# Description of the task
Identify the lines that contain the string "Service", then copy each of them.

Saved data entries:
--- begin ---

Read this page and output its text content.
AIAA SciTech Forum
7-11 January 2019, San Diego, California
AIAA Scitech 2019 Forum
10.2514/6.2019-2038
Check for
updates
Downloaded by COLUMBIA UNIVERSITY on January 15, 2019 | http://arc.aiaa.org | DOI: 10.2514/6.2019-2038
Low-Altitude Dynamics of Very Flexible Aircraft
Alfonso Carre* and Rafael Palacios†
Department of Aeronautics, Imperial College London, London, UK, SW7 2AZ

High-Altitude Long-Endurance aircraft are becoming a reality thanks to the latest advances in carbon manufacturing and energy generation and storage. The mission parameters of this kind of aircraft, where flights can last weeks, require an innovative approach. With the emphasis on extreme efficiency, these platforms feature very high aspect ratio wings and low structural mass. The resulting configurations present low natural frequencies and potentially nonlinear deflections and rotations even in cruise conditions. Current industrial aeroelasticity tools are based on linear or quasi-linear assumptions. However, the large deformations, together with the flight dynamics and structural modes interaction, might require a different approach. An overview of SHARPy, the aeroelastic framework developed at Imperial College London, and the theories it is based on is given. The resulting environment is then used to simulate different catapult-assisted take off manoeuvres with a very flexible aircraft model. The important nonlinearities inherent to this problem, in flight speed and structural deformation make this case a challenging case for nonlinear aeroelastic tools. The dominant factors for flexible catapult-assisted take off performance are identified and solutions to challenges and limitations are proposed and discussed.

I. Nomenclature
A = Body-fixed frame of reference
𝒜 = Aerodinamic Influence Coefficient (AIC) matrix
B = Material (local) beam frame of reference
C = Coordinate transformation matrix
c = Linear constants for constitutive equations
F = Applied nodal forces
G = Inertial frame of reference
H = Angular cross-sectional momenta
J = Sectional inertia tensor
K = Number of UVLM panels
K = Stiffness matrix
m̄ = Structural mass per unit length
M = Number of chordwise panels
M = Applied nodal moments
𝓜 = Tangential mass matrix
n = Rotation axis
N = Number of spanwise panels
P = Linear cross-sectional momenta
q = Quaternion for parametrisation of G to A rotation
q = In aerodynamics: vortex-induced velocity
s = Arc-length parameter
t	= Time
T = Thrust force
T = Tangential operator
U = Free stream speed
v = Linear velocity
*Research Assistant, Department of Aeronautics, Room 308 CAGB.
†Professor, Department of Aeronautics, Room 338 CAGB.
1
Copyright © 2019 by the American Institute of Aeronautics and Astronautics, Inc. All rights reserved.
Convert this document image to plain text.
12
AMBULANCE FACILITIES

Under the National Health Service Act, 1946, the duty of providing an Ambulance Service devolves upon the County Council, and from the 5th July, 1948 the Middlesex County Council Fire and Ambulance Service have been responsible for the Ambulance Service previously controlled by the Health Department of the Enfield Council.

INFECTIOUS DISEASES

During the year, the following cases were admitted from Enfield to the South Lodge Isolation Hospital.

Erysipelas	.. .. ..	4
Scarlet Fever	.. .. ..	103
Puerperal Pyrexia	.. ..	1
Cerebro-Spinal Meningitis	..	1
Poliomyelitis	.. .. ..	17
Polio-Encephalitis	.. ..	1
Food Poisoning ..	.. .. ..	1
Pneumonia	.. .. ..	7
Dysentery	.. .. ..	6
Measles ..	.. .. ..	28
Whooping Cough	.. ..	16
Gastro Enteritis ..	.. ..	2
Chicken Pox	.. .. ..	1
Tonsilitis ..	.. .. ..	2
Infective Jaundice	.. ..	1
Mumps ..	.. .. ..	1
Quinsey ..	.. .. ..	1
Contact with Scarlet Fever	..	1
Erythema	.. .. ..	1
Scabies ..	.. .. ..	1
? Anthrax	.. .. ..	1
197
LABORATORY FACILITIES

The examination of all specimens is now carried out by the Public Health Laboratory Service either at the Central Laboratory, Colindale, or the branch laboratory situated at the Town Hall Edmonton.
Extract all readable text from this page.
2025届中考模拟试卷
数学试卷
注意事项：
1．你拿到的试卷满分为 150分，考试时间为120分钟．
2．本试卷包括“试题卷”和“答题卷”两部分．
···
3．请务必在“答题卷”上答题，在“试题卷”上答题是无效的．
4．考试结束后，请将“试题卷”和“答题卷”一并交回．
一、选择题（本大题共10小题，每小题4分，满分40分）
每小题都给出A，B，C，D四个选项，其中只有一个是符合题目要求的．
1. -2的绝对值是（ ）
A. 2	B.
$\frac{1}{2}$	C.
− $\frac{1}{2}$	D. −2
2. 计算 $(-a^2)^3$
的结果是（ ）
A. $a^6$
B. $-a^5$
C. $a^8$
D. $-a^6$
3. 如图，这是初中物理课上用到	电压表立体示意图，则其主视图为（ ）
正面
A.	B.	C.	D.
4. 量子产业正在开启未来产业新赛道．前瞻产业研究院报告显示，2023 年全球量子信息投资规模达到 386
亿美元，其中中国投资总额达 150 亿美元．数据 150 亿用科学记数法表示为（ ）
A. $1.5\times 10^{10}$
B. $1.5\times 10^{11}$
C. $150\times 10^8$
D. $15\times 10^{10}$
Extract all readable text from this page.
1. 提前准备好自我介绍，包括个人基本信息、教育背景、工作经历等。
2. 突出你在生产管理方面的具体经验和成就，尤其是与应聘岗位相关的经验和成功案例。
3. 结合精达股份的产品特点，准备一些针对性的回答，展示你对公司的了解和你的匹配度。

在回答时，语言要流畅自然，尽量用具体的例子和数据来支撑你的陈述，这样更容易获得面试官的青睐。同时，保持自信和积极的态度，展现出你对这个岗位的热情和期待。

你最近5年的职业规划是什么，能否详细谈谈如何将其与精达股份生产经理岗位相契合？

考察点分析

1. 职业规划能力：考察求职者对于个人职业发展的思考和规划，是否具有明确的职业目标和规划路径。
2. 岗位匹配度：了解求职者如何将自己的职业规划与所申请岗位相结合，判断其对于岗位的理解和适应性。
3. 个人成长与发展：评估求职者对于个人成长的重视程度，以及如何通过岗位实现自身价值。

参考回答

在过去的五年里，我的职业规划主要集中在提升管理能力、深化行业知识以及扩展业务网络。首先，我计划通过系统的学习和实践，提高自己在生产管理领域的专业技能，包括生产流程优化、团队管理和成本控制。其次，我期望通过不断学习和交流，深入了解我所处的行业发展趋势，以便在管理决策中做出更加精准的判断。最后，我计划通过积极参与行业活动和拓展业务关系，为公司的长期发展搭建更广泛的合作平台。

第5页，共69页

--- end ---

# Final result
Under the National Health Service Act, 1946, the duty of providing an Ambulance Service devolves upon the County Council, and from the 5th July, 1948 the Middlesex County Council Fire and Ambulance Service have been responsible for the Ambulance Service previously controlled by the Health Department of the Enfield Council.
The examination of all specimens is now carried out by the Public Health Laboratory Service either at the Central Laboratory, Colindale, or the branch laboratory situated at the Town Hall Edmonton.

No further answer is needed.